[Data tied to figure images]
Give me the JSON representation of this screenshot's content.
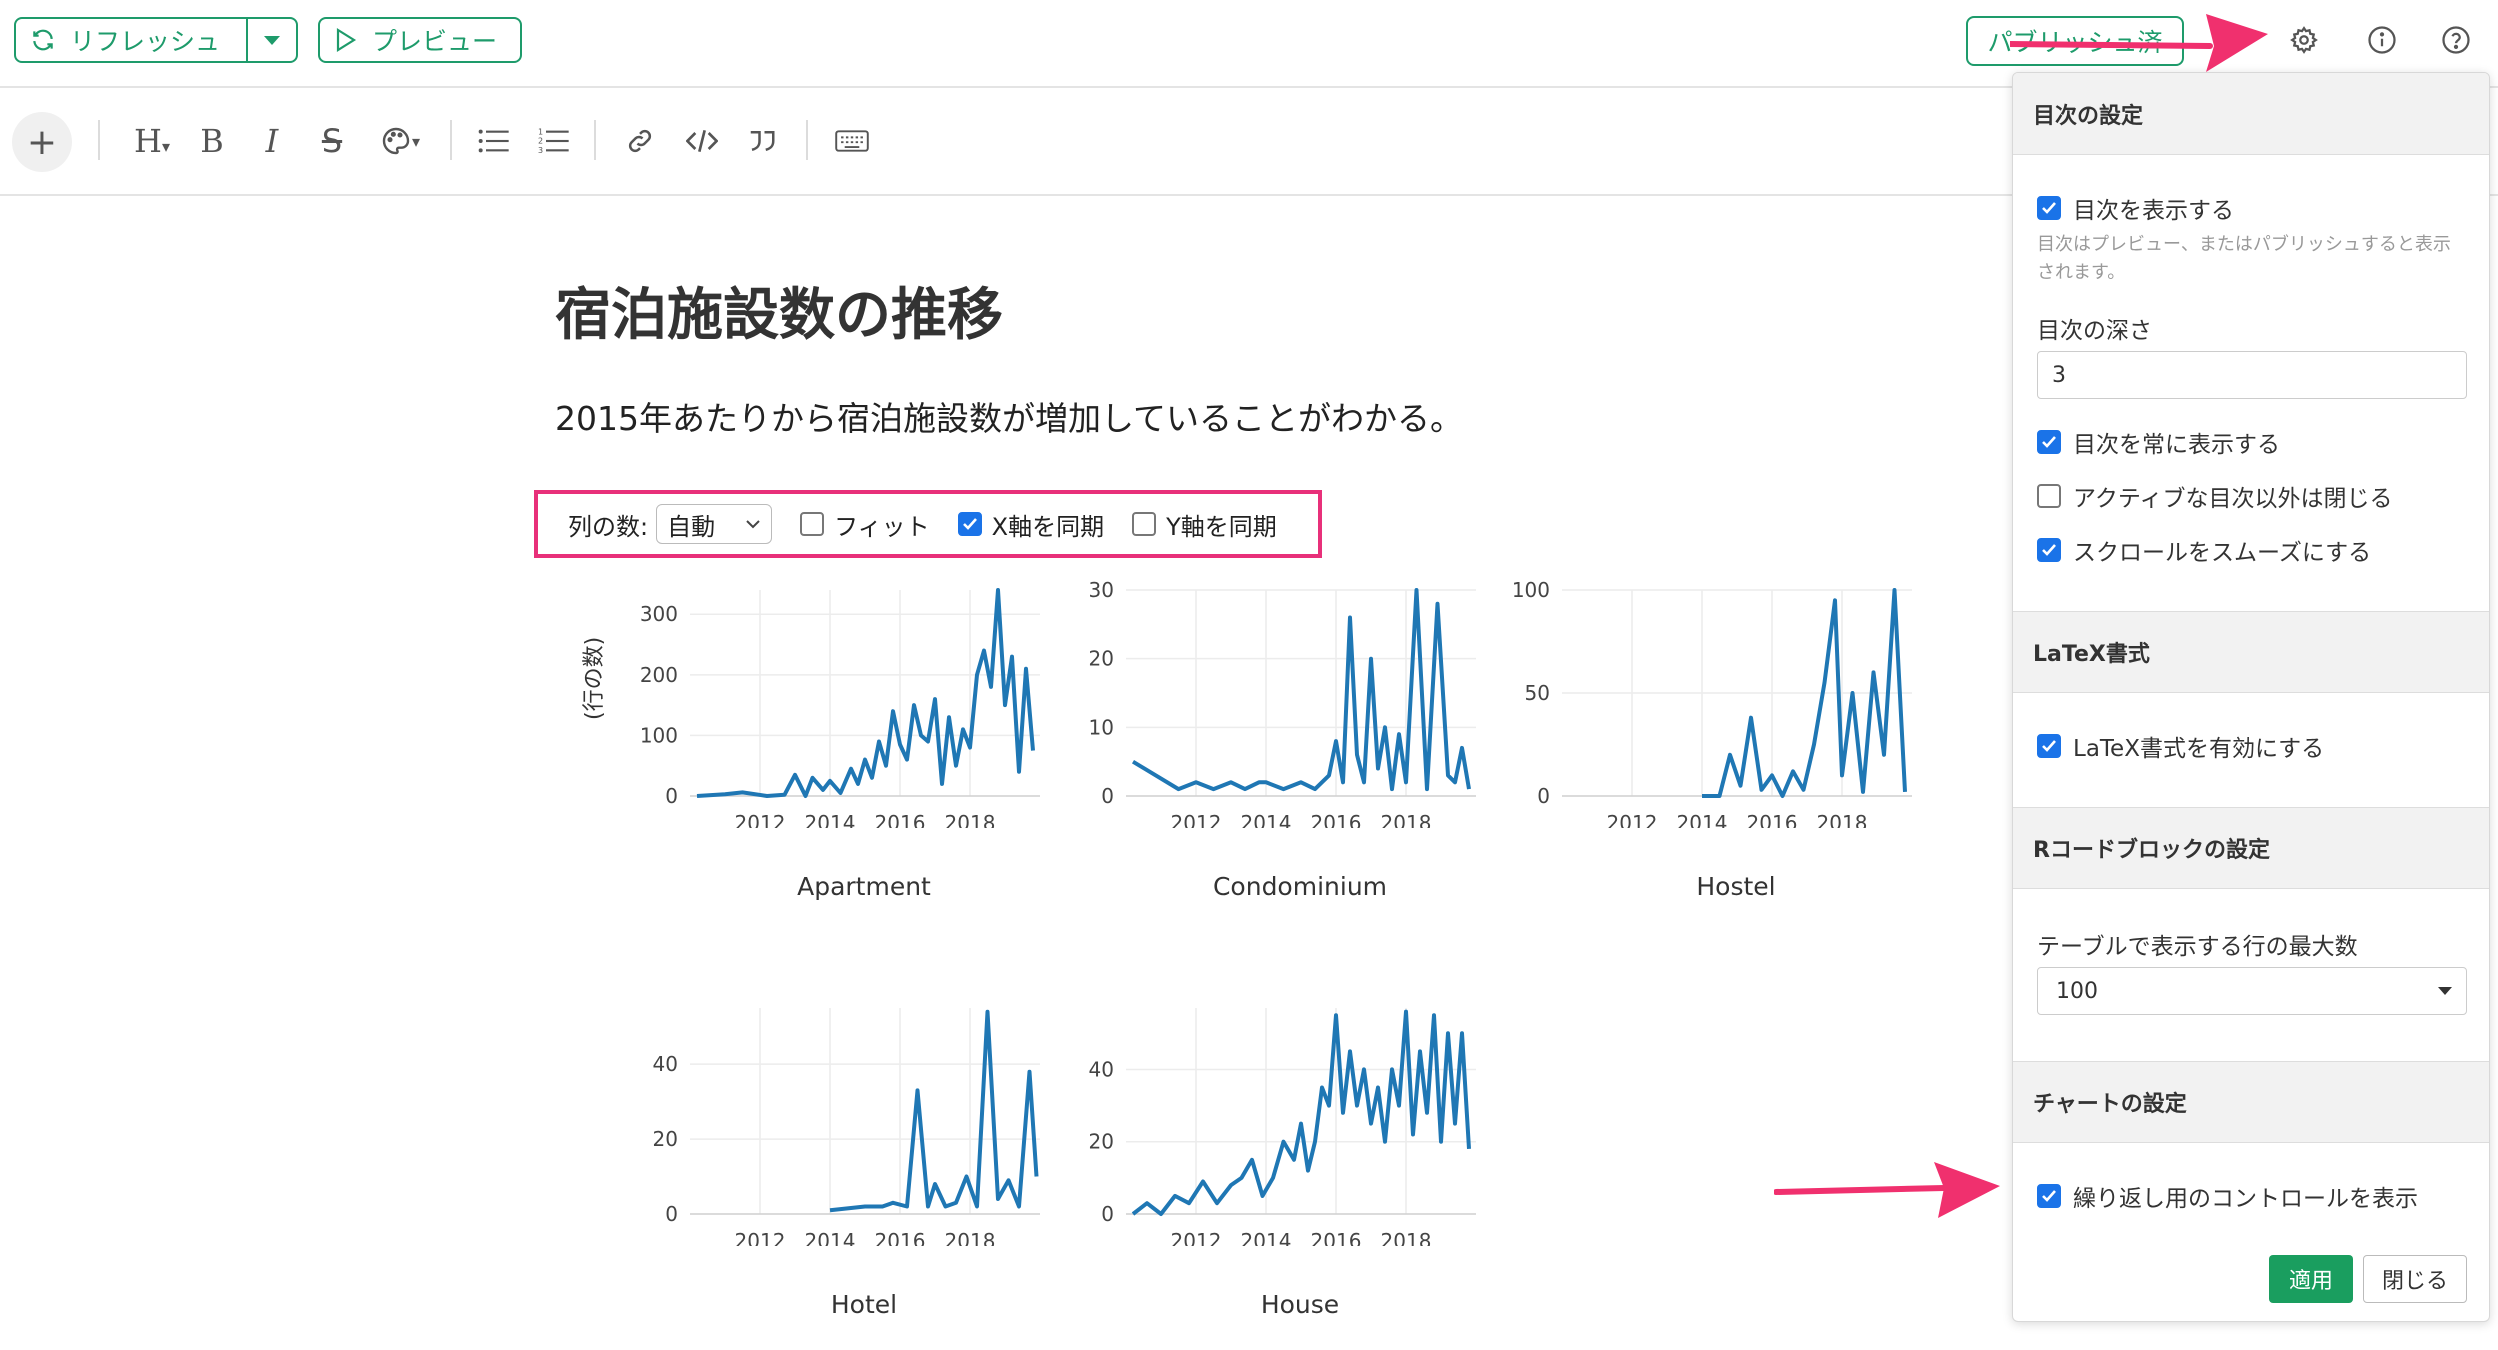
{
  "header": {
    "refresh_label": "リフレッシュ",
    "preview_label": "プレビュー",
    "publish_label": "パブリッシュ済"
  },
  "document": {
    "title": "宿泊施設数の推移",
    "description": "2015年あたりから宿泊施設数が増加していることがわかる。"
  },
  "controls": {
    "columns_label": "列の数:",
    "columns_value": "自動",
    "fit_label": "フィット",
    "fit_checked": false,
    "sync_x_label": "X軸を同期",
    "sync_x_checked": true,
    "sync_y_label": "Y軸を同期",
    "sync_y_checked": false
  },
  "y_axis_label": "(行の数)",
  "chart_data": [
    {
      "type": "line",
      "title": "Apartment",
      "ylabel": "(行の数)",
      "x_ticks": [
        "2012",
        "2014",
        "2016",
        "2018"
      ],
      "y_ticks": [
        0,
        100,
        200,
        300
      ],
      "ylim": [
        0,
        340
      ],
      "color": "#1f77b4",
      "x": [
        2010.2,
        2011.0,
        2011.5,
        2012.2,
        2012.7,
        2013.0,
        2013.3,
        2013.5,
        2013.8,
        2014.0,
        2014.3,
        2014.6,
        2014.8,
        2015.0,
        2015.2,
        2015.4,
        2015.6,
        2015.8,
        2016.0,
        2016.2,
        2016.4,
        2016.6,
        2016.8,
        2017.0,
        2017.2,
        2017.4,
        2017.6,
        2017.8,
        2018.0,
        2018.2,
        2018.4,
        2018.6,
        2018.8,
        2019.0,
        2019.2,
        2019.4,
        2019.6,
        2019.8
      ],
      "y": [
        0,
        3,
        6,
        0,
        2,
        35,
        0,
        30,
        10,
        25,
        5,
        45,
        20,
        60,
        30,
        90,
        50,
        140,
        85,
        60,
        150,
        100,
        90,
        160,
        20,
        130,
        50,
        110,
        80,
        200,
        240,
        180,
        340,
        150,
        230,
        40,
        210,
        75
      ]
    },
    {
      "type": "line",
      "title": "Condominium",
      "x_ticks": [
        "2012",
        "2014",
        "2016",
        "2018"
      ],
      "y_ticks": [
        0,
        10,
        20,
        30
      ],
      "ylim": [
        0,
        30
      ],
      "color": "#1f77b4",
      "x": [
        2010.2,
        2011.5,
        2012.0,
        2012.5,
        2013.0,
        2013.4,
        2013.8,
        2014.0,
        2014.5,
        2015.0,
        2015.4,
        2015.8,
        2016.0,
        2016.2,
        2016.4,
        2016.6,
        2016.8,
        2017.0,
        2017.2,
        2017.4,
        2017.6,
        2017.8,
        2018.0,
        2018.3,
        2018.6,
        2018.9,
        2019.2,
        2019.4,
        2019.6,
        2019.8
      ],
      "y": [
        5,
        1,
        2,
        1,
        2,
        1,
        2,
        2,
        1,
        2,
        1,
        3,
        8,
        2,
        26,
        6,
        2,
        20,
        4,
        10,
        1,
        9,
        2,
        30,
        1,
        28,
        3,
        2,
        7,
        1
      ]
    },
    {
      "type": "line",
      "title": "Hostel",
      "x_ticks": [
        "2012",
        "2014",
        "2016",
        "2018"
      ],
      "y_ticks": [
        0,
        50,
        100
      ],
      "ylim": [
        0,
        100
      ],
      "color": "#1f77b4",
      "x": [
        2014.0,
        2014.5,
        2014.8,
        2015.1,
        2015.4,
        2015.7,
        2016.0,
        2016.3,
        2016.6,
        2016.9,
        2017.2,
        2017.5,
        2017.8,
        2018.0,
        2018.3,
        2018.6,
        2018.9,
        2019.2,
        2019.5,
        2019.8
      ],
      "y": [
        0,
        0,
        20,
        5,
        38,
        3,
        10,
        0,
        12,
        3,
        25,
        55,
        95,
        10,
        50,
        2,
        60,
        20,
        100,
        2
      ]
    },
    {
      "type": "line",
      "title": "Hotel",
      "x_ticks": [
        "2012",
        "2014",
        "2016",
        "2018"
      ],
      "y_ticks": [
        0,
        20,
        40
      ],
      "ylim": [
        0,
        55
      ],
      "color": "#1f77b4",
      "x": [
        2014.0,
        2015.0,
        2015.5,
        2015.8,
        2016.2,
        2016.5,
        2016.8,
        2017.0,
        2017.3,
        2017.6,
        2017.9,
        2018.2,
        2018.5,
        2018.8,
        2019.1,
        2019.4,
        2019.7,
        2019.9
      ],
      "y": [
        1,
        2,
        2,
        3,
        2,
        33,
        2,
        8,
        2,
        3,
        10,
        2,
        54,
        4,
        9,
        2,
        38,
        10
      ]
    },
    {
      "type": "line",
      "title": "House",
      "x_ticks": [
        "2012",
        "2014",
        "2016",
        "2018"
      ],
      "y_ticks": [
        0,
        20,
        40
      ],
      "ylim": [
        0,
        57
      ],
      "color": "#1f77b4",
      "x": [
        2010.2,
        2010.6,
        2011.0,
        2011.4,
        2011.8,
        2012.2,
        2012.6,
        2013.0,
        2013.3,
        2013.6,
        2013.9,
        2014.2,
        2014.5,
        2014.8,
        2015.0,
        2015.2,
        2015.4,
        2015.6,
        2015.8,
        2016.0,
        2016.2,
        2016.4,
        2016.6,
        2016.8,
        2017.0,
        2017.2,
        2017.4,
        2017.6,
        2017.8,
        2018.0,
        2018.2,
        2018.4,
        2018.6,
        2018.8,
        2019.0,
        2019.2,
        2019.4,
        2019.6,
        2019.8
      ],
      "y": [
        0,
        3,
        0,
        5,
        3,
        9,
        3,
        8,
        10,
        15,
        5,
        10,
        20,
        15,
        25,
        12,
        20,
        35,
        30,
        55,
        28,
        45,
        30,
        40,
        25,
        35,
        20,
        40,
        30,
        56,
        22,
        45,
        28,
        55,
        20,
        50,
        25,
        50,
        18
      ]
    }
  ],
  "settings_panel": {
    "toc_section": "目次の設定",
    "toc_show_label": "目次を表示する",
    "toc_show_checked": true,
    "toc_note": "目次はプレビュー、またはパブリッシュすると表示されます。",
    "toc_depth_label": "目次の深さ",
    "toc_depth_value": "3",
    "toc_always_label": "目次を常に表示する",
    "toc_always_checked": true,
    "toc_collapse_label": "アクティブな目次以外は閉じる",
    "toc_collapse_checked": false,
    "toc_smooth_label": "スクロールをスムーズにする",
    "toc_smooth_checked": true,
    "latex_section": "LaTeX書式",
    "latex_enable_label": "LaTeX書式を有効にする",
    "latex_enable_checked": true,
    "rcode_section": "Rコードブロックの設定",
    "rcode_maxrows_label": "テーブルで表示する行の最大数",
    "rcode_maxrows_value": "100",
    "chart_section": "チャートの設定",
    "chart_repeat_label": "繰り返し用のコントロールを表示",
    "chart_repeat_checked": true,
    "apply_label": "適用",
    "close_label": "閉じる"
  },
  "accent_colors": {
    "green": "#1e9b6b",
    "highlight": "#e8307a",
    "checkbox": "#1a73e8",
    "line": "#1f77b4"
  }
}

◆ WRITTEN REQUEST:
Reproduce the whole listing above word for word, but not its pictures.

◆ EXERCISE ANSWER:
Give me the JSON representation of this screenshot's content.
{
  "header": {
    "refresh_label": "リフレッシュ",
    "preview_label": "プレビュー",
    "publish_label": "パブリッシュ済"
  },
  "document": {
    "title": "宿泊施設数の推移",
    "description": "2015年あたりから宿泊施設数が増加していることがわかる。"
  },
  "controls": {
    "columns_label": "列の数:",
    "columns_value": "自動",
    "fit_label": "フィット",
    "fit_checked": false,
    "sync_x_label": "X軸を同期",
    "sync_x_checked": true,
    "sync_y_label": "Y軸を同期",
    "sync_y_checked": false
  },
  "y_axis_label": "(行の数)",
  "chart_data": [
    {
      "type": "line",
      "title": "Apartment",
      "ylabel": "(行の数)",
      "x_ticks": [
        "2012",
        "2014",
        "2016",
        "2018"
      ],
      "y_ticks": [
        0,
        100,
        200,
        300
      ],
      "ylim": [
        0,
        340
      ],
      "color": "#1f77b4",
      "x": [
        2010.2,
        2011.0,
        2011.5,
        2012.2,
        2012.7,
        2013.0,
        2013.3,
        2013.5,
        2013.8,
        2014.0,
        2014.3,
        2014.6,
        2014.8,
        2015.0,
        2015.2,
        2015.4,
        2015.6,
        2015.8,
        2016.0,
        2016.2,
        2016.4,
        2016.6,
        2016.8,
        2017.0,
        2017.2,
        2017.4,
        2017.6,
        2017.8,
        2018.0,
        2018.2,
        2018.4,
        2018.6,
        2018.8,
        2019.0,
        2019.2,
        2019.4,
        2019.6,
        2019.8
      ],
      "y": [
        0,
        3,
        6,
        0,
        2,
        35,
        0,
        30,
        10,
        25,
        5,
        45,
        20,
        60,
        30,
        90,
        50,
        140,
        85,
        60,
        150,
        100,
        90,
        160,
        20,
        130,
        50,
        110,
        80,
        200,
        240,
        180,
        340,
        150,
        230,
        40,
        210,
        75
      ]
    },
    {
      "type": "line",
      "title": "Condominium",
      "x_ticks": [
        "2012",
        "2014",
        "2016",
        "2018"
      ],
      "y_ticks": [
        0,
        10,
        20,
        30
      ],
      "ylim": [
        0,
        30
      ],
      "color": "#1f77b4",
      "x": [
        2010.2,
        2011.5,
        2012.0,
        2012.5,
        2013.0,
        2013.4,
        2013.8,
        2014.0,
        2014.5,
        2015.0,
        2015.4,
        2015.8,
        2016.0,
        2016.2,
        2016.4,
        2016.6,
        2016.8,
        2017.0,
        2017.2,
        2017.4,
        2017.6,
        2017.8,
        2018.0,
        2018.3,
        2018.6,
        2018.9,
        2019.2,
        2019.4,
        2019.6,
        2019.8
      ],
      "y": [
        5,
        1,
        2,
        1,
        2,
        1,
        2,
        2,
        1,
        2,
        1,
        3,
        8,
        2,
        26,
        6,
        2,
        20,
        4,
        10,
        1,
        9,
        2,
        30,
        1,
        28,
        3,
        2,
        7,
        1
      ]
    },
    {
      "type": "line",
      "title": "Hostel",
      "x_ticks": [
        "2012",
        "2014",
        "2016",
        "2018"
      ],
      "y_ticks": [
        0,
        50,
        100
      ],
      "ylim": [
        0,
        100
      ],
      "color": "#1f77b4",
      "x": [
        2014.0,
        2014.5,
        2014.8,
        2015.1,
        2015.4,
        2015.7,
        2016.0,
        2016.3,
        2016.6,
        2016.9,
        2017.2,
        2017.5,
        2017.8,
        2018.0,
        2018.3,
        2018.6,
        2018.9,
        2019.2,
        2019.5,
        2019.8
      ],
      "y": [
        0,
        0,
        20,
        5,
        38,
        3,
        10,
        0,
        12,
        3,
        25,
        55,
        95,
        10,
        50,
        2,
        60,
        20,
        100,
        2
      ]
    },
    {
      "type": "line",
      "title": "Hotel",
      "x_ticks": [
        "2012",
        "2014",
        "2016",
        "2018"
      ],
      "y_ticks": [
        0,
        20,
        40
      ],
      "ylim": [
        0,
        55
      ],
      "color": "#1f77b4",
      "x": [
        2014.0,
        2015.0,
        2015.5,
        2015.8,
        2016.2,
        2016.5,
        2016.8,
        2017.0,
        2017.3,
        2017.6,
        2017.9,
        2018.2,
        2018.5,
        2018.8,
        2019.1,
        2019.4,
        2019.7,
        2019.9
      ],
      "y": [
        1,
        2,
        2,
        3,
        2,
        33,
        2,
        8,
        2,
        3,
        10,
        2,
        54,
        4,
        9,
        2,
        38,
        10
      ]
    },
    {
      "type": "line",
      "title": "House",
      "x_ticks": [
        "2012",
        "2014",
        "2016",
        "2018"
      ],
      "y_ticks": [
        0,
        20,
        40
      ],
      "ylim": [
        0,
        57
      ],
      "color": "#1f77b4",
      "x": [
        2010.2,
        2010.6,
        2011.0,
        2011.4,
        2011.8,
        2012.2,
        2012.6,
        2013.0,
        2013.3,
        2013.6,
        2013.9,
        2014.2,
        2014.5,
        2014.8,
        2015.0,
        2015.2,
        2015.4,
        2015.6,
        2015.8,
        2016.0,
        2016.2,
        2016.4,
        2016.6,
        2016.8,
        2017.0,
        2017.2,
        2017.4,
        2017.6,
        2017.8,
        2018.0,
        2018.2,
        2018.4,
        2018.6,
        2018.8,
        2019.0,
        2019.2,
        2019.4,
        2019.6,
        2019.8
      ],
      "y": [
        0,
        3,
        0,
        5,
        3,
        9,
        3,
        8,
        10,
        15,
        5,
        10,
        20,
        15,
        25,
        12,
        20,
        35,
        30,
        55,
        28,
        45,
        30,
        40,
        25,
        35,
        20,
        40,
        30,
        56,
        22,
        45,
        28,
        55,
        20,
        50,
        25,
        50,
        18
      ]
    }
  ],
  "settings_panel": {
    "toc_section": "目次の設定",
    "toc_show_label": "目次を表示する",
    "toc_show_checked": true,
    "toc_note": "目次はプレビュー、またはパブリッシュすると表示されます。",
    "toc_depth_label": "目次の深さ",
    "toc_depth_value": "3",
    "toc_always_label": "目次を常に表示する",
    "toc_always_checked": true,
    "toc_collapse_label": "アクティブな目次以外は閉じる",
    "toc_collapse_checked": false,
    "toc_smooth_label": "スクロールをスムーズにする",
    "toc_smooth_checked": true,
    "latex_section": "LaTeX書式",
    "latex_enable_label": "LaTeX書式を有効にする",
    "latex_enable_checked": true,
    "rcode_section": "Rコードブロックの設定",
    "rcode_maxrows_label": "テーブルで表示する行の最大数",
    "rcode_maxrows_value": "100",
    "chart_section": "チャートの設定",
    "chart_repeat_label": "繰り返し用のコントロールを表示",
    "chart_repeat_checked": true,
    "apply_label": "適用",
    "close_label": "閉じる"
  },
  "accent_colors": {
    "green": "#1e9b6b",
    "highlight": "#e8307a",
    "checkbox": "#1a73e8",
    "line": "#1f77b4"
  }
}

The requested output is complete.